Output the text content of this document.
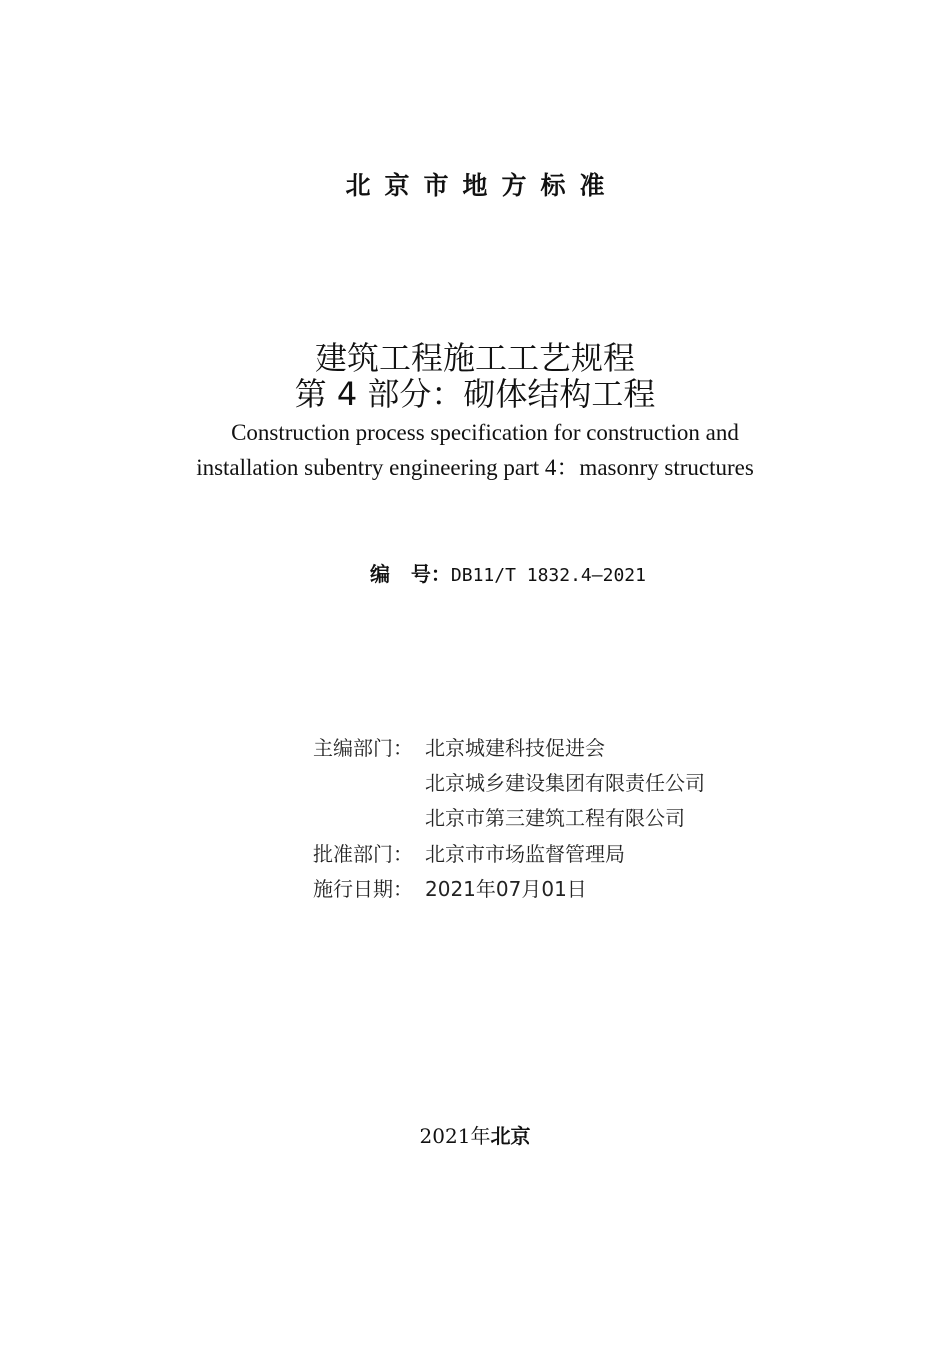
北京市地方标准
建筑工程施工工艺规程
第 4 部分：砌体结构工程
Construction process specification for construction and
installation subentry engineering part 4：masonry structures
编   号：DB11/T 1832.4—2021
主编部门： 北京城建科技促进会
北京城乡建设集团有限责任公司
北京市第三建筑工程有限公司
批准部门： 北京市市场监督管理局
施行日期： 2021年07月01日
2021年北京
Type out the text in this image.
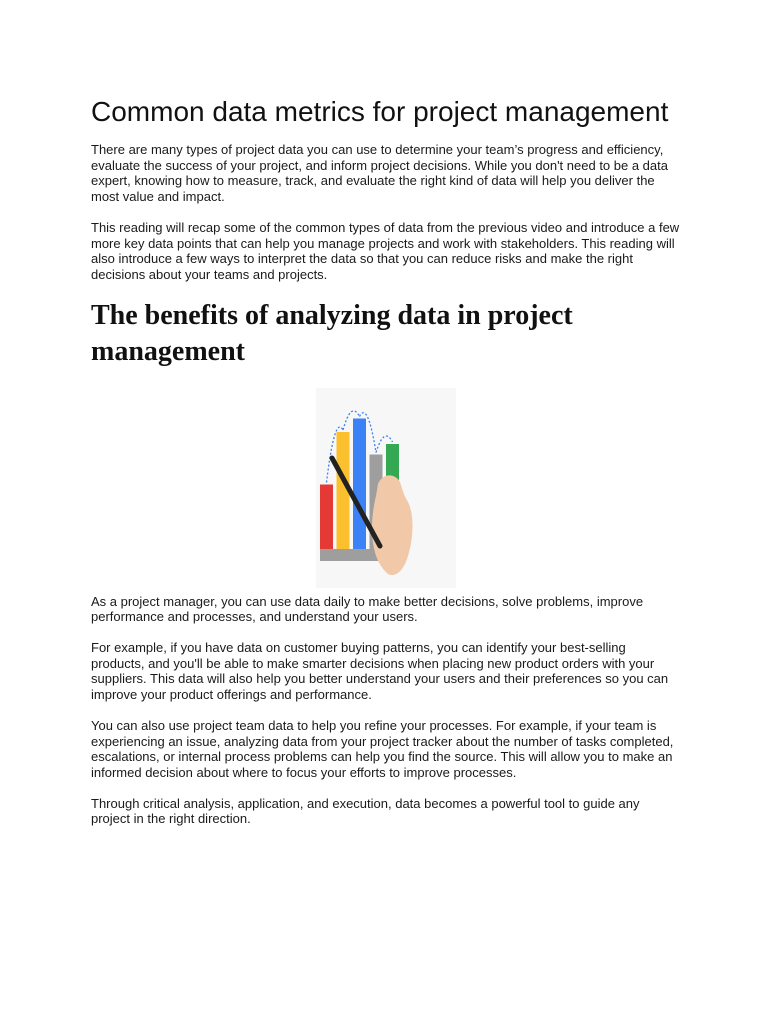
Common data metrics for project management

There are many types of project data you can use to determine your team’s progress and efficiency, evaluate the success of your project, and inform project decisions. While you don't need to be a data expert, knowing how to measure, track, and evaluate the right kind of data will help you deliver the most value and impact.

This reading will recap some of the common types of data from the previous video and introduce a few more key data points that can help you manage projects and work with stakeholders. This reading will also introduce a few ways to interpret the data so that you can reduce risks and make the right decisions about your teams and projects.

The benefits of analyzing data in project management

As a project manager, you can use data daily to make better decisions, solve problems, improve performance and processes, and understand your users.

For example, if you have data on customer buying patterns, you can identify your best-selling products, and you'll be able to make smarter decisions when placing new product orders with your suppliers. This data will also help you better understand your users and their preferences so you can improve your product offerings and performance.

You can also use project team data to help you refine your processes. For example, if your team is experiencing an issue, analyzing data from your project tracker about the number of tasks completed, escalations, or internal process problems can help you find the source. This will allow you to make an informed decision about where to focus your efforts to improve processes.

Through critical analysis, application, and execution, data becomes a powerful tool to guide any project in the right direction.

> _Stated problem_: Gather every line containing the word "about" and copy it.

> _Expected output_:
This reading will recap some of the common types of data from the previous video and introduce a few more key data points that can help you manage projects and work with stakeholders. This reading will also introduce a few ways to interpret the data so that you can reduce risks and make the right decisions about your teams and projects.
You can also use project team data to help you refine your processes. For example, if your team is experiencing an issue, analyzing data from your project tracker about the number of tasks completed, escalations, or internal process problems can help you find the source. This will allow you to make an informed decision about where to focus your efforts to improve processes.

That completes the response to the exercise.